● Supplied material:
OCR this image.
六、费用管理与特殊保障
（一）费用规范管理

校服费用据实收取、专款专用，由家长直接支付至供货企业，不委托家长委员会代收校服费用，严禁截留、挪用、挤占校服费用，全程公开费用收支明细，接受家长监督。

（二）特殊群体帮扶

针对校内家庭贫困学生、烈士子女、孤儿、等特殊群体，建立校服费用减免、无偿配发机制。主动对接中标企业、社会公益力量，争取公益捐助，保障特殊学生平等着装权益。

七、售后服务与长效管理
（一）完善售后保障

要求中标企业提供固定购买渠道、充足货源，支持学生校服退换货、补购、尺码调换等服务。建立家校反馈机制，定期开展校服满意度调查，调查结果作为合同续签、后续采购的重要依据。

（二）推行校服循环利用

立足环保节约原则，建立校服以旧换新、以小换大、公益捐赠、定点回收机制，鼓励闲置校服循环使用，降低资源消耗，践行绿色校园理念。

● Exercise description: Please output every record, keeping each line exact.

● The completed task:
OCR this image.
六、费用管理与特殊保障
（一）费用规范管理

校服费用据实收取、专款专用，由家长直接支付至供货企业，不委托家长委员会代收校服费用，严禁截留、挪用、挤占校服费用，全程公开费用收支明细，接受家长监督。

（二）特殊群体帮扶

针对校内家庭贫困学生、烈士子女、孤儿、等特殊群体，建立校服费用减免、无偿配发机制。主动对接中标企业、社会公益力量，争取公益捐助，保障特殊学生平等着装权益。

七、售后服务与长效管理
（一）完善售后保障

要求中标企业提供固定购买渠道、充足货源，支持学生校服退换货、补购、尺码调换等服务。建立家校反馈机制，定期开展校服满意度调查，调查结果作为合同续签、后续采购的重要依据。

（二）推行校服循环利用

立足环保节约原则，建立校服以旧换新、以小换大、公益捐赠、定点回收机制，鼓励闲置校服循环使用，降低资源消耗，践行绿色校园理念。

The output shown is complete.